* _REQUIREMENT_: Copy out each line of the listing that has the word "grid" in it.
Begin
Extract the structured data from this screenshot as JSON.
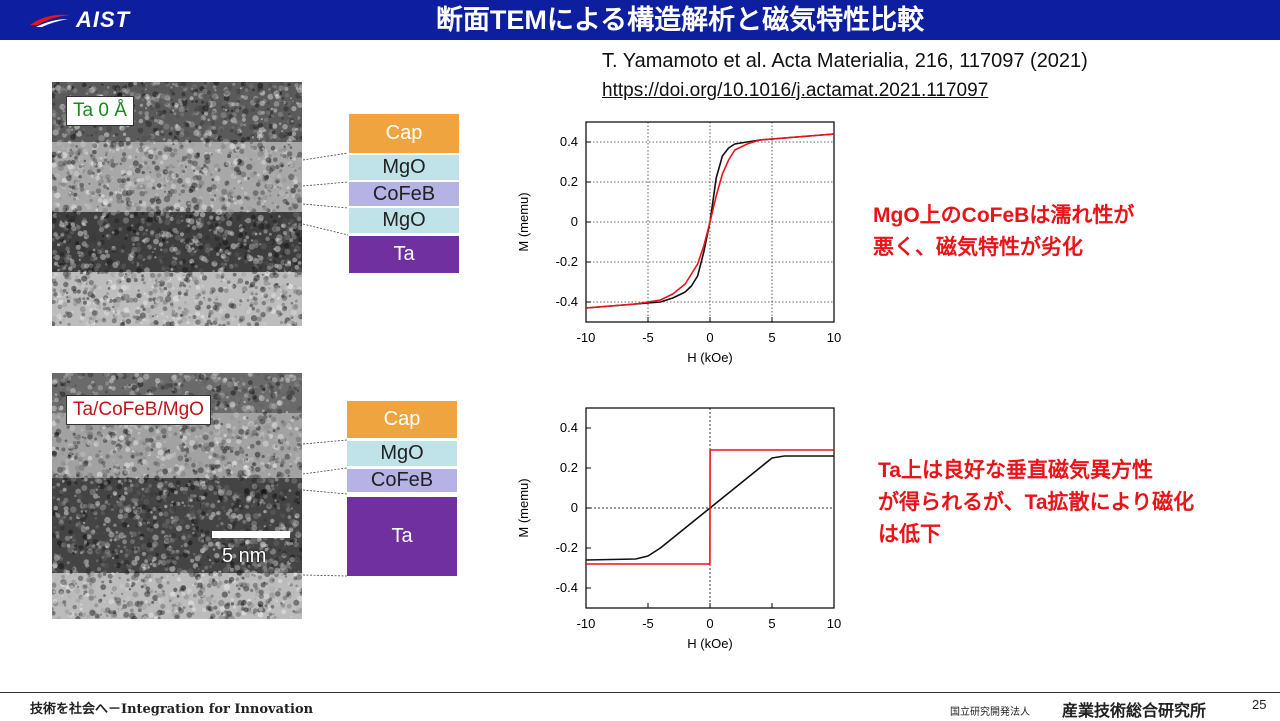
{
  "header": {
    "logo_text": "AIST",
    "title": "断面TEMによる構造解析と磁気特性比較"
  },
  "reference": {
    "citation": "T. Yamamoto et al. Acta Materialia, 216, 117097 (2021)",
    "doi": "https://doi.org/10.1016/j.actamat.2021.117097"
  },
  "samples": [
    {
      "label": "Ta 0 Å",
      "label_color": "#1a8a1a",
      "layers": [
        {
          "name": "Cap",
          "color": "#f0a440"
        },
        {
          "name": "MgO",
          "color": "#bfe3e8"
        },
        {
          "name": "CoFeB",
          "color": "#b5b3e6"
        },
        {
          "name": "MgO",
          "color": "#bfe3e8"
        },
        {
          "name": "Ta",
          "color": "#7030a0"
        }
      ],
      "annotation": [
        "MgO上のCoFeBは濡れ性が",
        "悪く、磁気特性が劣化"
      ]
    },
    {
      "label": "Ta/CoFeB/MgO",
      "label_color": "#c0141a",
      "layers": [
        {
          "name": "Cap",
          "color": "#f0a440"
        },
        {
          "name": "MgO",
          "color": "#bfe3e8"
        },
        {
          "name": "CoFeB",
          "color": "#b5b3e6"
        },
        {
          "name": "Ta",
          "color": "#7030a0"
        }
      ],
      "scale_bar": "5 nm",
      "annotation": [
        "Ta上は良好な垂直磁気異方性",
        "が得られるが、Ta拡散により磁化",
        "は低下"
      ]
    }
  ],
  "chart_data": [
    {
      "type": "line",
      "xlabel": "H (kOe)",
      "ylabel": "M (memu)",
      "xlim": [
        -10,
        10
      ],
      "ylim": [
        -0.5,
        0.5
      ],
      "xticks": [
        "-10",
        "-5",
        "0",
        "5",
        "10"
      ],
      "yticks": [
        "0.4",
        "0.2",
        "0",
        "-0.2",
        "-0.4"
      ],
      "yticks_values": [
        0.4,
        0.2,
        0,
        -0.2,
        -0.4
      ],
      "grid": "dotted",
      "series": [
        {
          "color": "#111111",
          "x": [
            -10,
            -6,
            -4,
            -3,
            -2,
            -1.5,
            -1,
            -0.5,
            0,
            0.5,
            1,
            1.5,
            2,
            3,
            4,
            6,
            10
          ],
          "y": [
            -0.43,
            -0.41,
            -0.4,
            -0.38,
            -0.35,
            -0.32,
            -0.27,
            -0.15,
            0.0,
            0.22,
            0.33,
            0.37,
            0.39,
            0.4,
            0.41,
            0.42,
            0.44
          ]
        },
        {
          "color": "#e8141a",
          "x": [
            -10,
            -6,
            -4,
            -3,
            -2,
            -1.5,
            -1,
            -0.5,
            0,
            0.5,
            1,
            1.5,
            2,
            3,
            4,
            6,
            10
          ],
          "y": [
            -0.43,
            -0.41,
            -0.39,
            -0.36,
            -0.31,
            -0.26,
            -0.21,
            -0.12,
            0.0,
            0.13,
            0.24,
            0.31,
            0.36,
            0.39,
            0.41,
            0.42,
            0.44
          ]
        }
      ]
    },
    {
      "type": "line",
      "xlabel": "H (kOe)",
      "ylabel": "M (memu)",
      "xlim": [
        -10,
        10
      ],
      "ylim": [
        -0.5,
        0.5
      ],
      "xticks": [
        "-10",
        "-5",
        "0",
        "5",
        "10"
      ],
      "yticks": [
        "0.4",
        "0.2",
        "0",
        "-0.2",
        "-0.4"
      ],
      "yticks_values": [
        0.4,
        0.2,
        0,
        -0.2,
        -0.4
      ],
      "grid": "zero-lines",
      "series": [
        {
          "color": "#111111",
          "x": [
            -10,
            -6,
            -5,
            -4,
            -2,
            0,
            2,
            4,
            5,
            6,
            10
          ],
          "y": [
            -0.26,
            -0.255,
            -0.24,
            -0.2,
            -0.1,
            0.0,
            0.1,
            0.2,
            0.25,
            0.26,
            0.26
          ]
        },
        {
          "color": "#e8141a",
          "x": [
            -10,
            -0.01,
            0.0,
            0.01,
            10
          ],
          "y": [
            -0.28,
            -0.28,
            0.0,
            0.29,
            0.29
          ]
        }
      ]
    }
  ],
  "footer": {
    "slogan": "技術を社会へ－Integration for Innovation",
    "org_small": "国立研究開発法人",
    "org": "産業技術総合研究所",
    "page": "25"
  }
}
End
Begin
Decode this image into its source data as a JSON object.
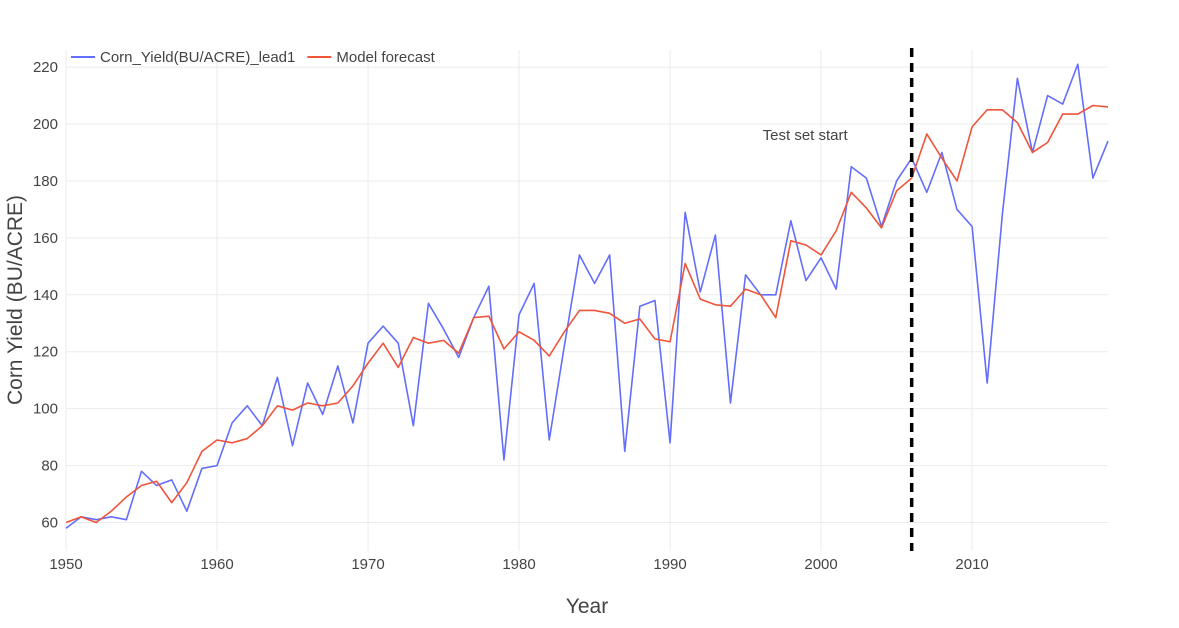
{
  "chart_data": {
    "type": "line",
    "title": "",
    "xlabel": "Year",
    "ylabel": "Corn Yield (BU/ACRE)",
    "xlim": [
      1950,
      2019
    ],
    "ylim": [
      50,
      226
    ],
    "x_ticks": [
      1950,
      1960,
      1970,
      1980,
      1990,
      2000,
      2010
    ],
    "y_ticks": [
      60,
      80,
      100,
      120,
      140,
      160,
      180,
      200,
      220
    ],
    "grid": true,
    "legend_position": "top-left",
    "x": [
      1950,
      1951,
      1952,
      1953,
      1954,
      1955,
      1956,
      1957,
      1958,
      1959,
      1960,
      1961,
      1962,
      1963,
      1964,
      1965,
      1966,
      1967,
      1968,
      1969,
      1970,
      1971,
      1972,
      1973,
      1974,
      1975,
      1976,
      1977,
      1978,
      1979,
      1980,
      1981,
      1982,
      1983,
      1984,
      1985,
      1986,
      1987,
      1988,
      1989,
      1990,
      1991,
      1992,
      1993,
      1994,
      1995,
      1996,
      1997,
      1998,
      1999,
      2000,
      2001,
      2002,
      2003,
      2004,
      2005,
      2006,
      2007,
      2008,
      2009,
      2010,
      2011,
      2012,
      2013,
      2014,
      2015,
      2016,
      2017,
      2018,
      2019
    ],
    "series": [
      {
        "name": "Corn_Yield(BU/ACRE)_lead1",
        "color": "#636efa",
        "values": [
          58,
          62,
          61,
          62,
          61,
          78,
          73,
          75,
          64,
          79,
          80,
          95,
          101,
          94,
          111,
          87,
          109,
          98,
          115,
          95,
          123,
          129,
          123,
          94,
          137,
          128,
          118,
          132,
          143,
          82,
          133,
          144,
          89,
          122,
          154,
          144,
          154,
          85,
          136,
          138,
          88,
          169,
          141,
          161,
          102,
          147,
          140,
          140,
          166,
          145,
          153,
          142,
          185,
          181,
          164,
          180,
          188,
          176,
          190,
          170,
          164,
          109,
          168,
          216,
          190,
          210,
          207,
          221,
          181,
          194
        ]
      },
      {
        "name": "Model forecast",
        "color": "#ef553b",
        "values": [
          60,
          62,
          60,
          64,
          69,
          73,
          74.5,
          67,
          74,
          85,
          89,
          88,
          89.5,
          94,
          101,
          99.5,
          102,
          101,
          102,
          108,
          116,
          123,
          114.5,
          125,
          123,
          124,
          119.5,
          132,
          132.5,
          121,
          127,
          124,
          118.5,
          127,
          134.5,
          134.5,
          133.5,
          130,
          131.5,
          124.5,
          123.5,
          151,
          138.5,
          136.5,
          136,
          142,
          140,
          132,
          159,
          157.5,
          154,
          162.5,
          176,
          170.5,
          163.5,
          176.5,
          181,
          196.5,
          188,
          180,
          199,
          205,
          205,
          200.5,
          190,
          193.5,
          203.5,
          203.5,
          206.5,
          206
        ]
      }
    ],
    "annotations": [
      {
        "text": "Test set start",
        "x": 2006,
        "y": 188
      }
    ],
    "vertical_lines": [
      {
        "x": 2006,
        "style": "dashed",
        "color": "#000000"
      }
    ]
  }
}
End
Begin
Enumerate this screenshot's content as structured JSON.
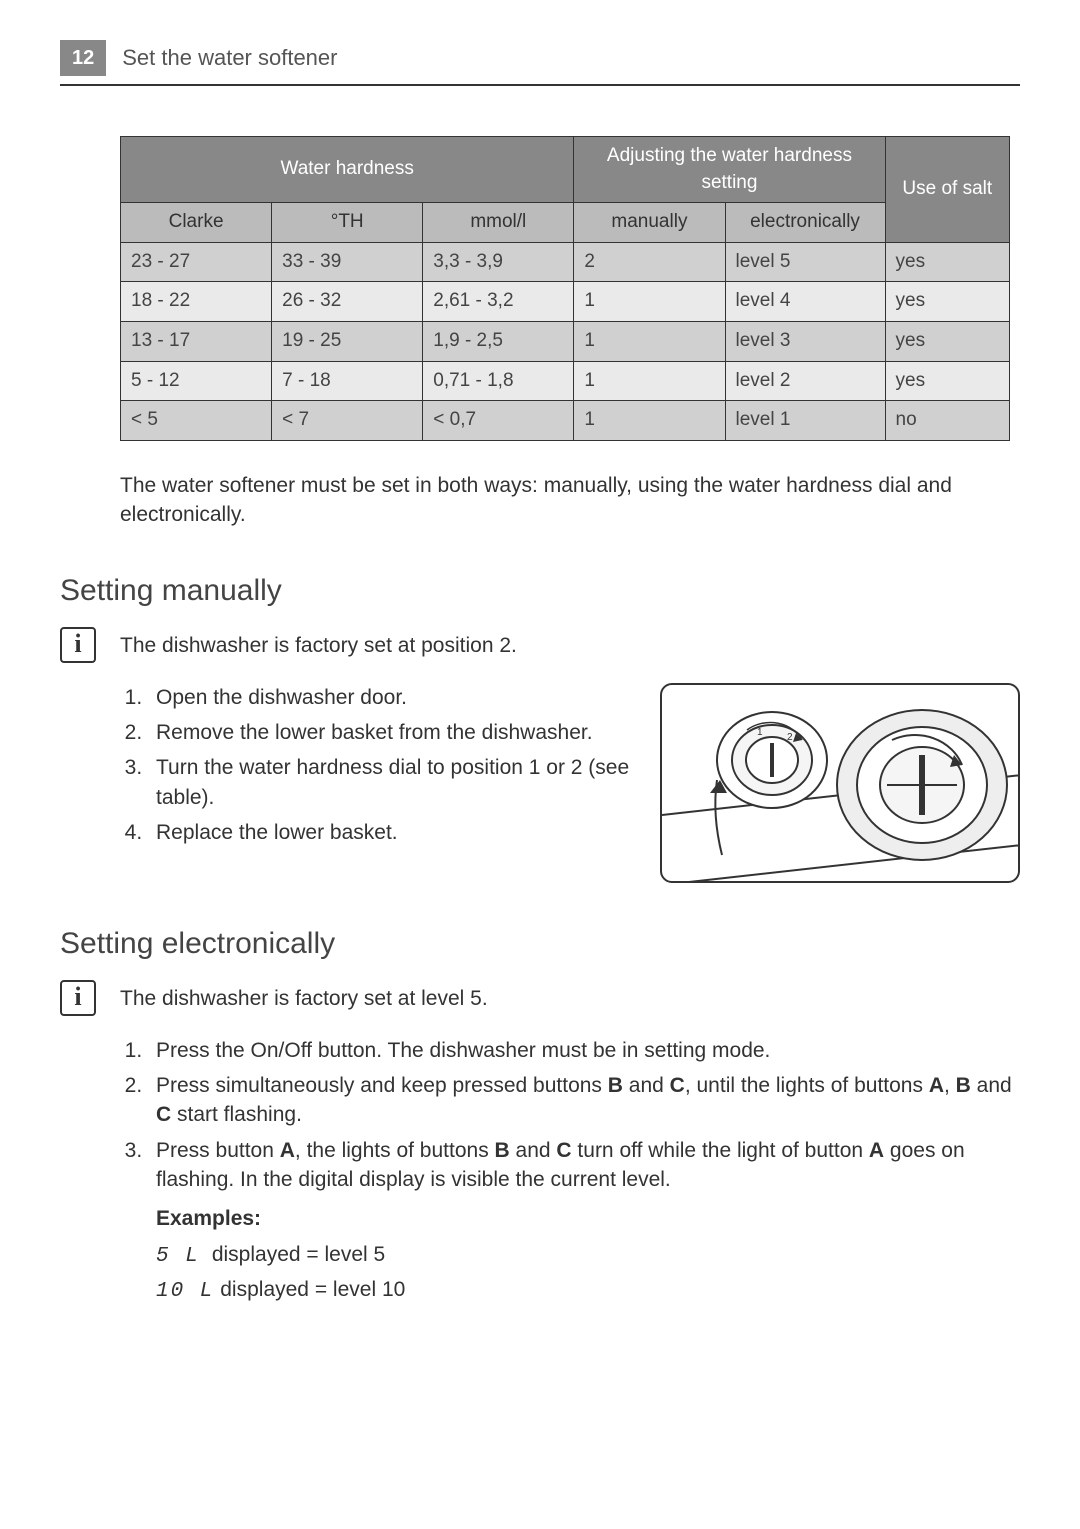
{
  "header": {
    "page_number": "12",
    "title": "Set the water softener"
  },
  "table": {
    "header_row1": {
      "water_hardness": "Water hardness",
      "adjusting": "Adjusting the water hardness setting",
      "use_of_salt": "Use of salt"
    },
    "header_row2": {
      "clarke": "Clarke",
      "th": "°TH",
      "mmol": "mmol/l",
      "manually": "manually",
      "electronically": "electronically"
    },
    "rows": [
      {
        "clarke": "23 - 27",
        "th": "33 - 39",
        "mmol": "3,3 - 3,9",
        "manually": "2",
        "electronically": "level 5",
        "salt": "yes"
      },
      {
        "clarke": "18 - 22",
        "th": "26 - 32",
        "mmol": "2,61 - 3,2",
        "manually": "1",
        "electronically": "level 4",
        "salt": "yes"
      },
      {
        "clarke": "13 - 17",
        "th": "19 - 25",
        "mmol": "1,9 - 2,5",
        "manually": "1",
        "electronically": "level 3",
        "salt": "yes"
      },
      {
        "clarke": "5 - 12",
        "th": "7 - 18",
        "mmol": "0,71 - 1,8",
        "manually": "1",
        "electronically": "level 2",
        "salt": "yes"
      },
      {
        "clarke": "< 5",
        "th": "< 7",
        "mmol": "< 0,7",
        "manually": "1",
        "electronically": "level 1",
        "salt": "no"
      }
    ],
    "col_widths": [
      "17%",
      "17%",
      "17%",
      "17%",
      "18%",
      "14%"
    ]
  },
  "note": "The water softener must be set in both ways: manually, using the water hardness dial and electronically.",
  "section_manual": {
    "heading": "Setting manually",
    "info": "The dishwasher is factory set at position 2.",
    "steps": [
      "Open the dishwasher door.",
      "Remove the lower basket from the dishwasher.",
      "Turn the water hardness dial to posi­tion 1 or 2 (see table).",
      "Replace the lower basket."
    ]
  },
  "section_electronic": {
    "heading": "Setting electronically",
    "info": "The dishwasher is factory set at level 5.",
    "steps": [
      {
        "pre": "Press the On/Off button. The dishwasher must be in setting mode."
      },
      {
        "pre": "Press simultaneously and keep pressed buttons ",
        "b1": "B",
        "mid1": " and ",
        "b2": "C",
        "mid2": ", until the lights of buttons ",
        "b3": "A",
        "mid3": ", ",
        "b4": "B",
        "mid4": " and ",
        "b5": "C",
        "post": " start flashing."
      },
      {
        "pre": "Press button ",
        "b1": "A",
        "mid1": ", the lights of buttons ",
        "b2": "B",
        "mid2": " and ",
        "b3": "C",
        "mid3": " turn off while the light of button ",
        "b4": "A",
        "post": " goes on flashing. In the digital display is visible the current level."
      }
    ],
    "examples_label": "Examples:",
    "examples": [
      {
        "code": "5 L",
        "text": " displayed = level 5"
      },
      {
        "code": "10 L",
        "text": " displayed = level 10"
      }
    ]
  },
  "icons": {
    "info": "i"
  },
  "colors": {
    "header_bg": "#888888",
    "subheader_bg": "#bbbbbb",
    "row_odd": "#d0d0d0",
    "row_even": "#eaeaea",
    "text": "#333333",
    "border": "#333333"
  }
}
End
* _OUTPUT_:
      "grid": "dotted",
      "grid": "zero-lines",
    "grid": true,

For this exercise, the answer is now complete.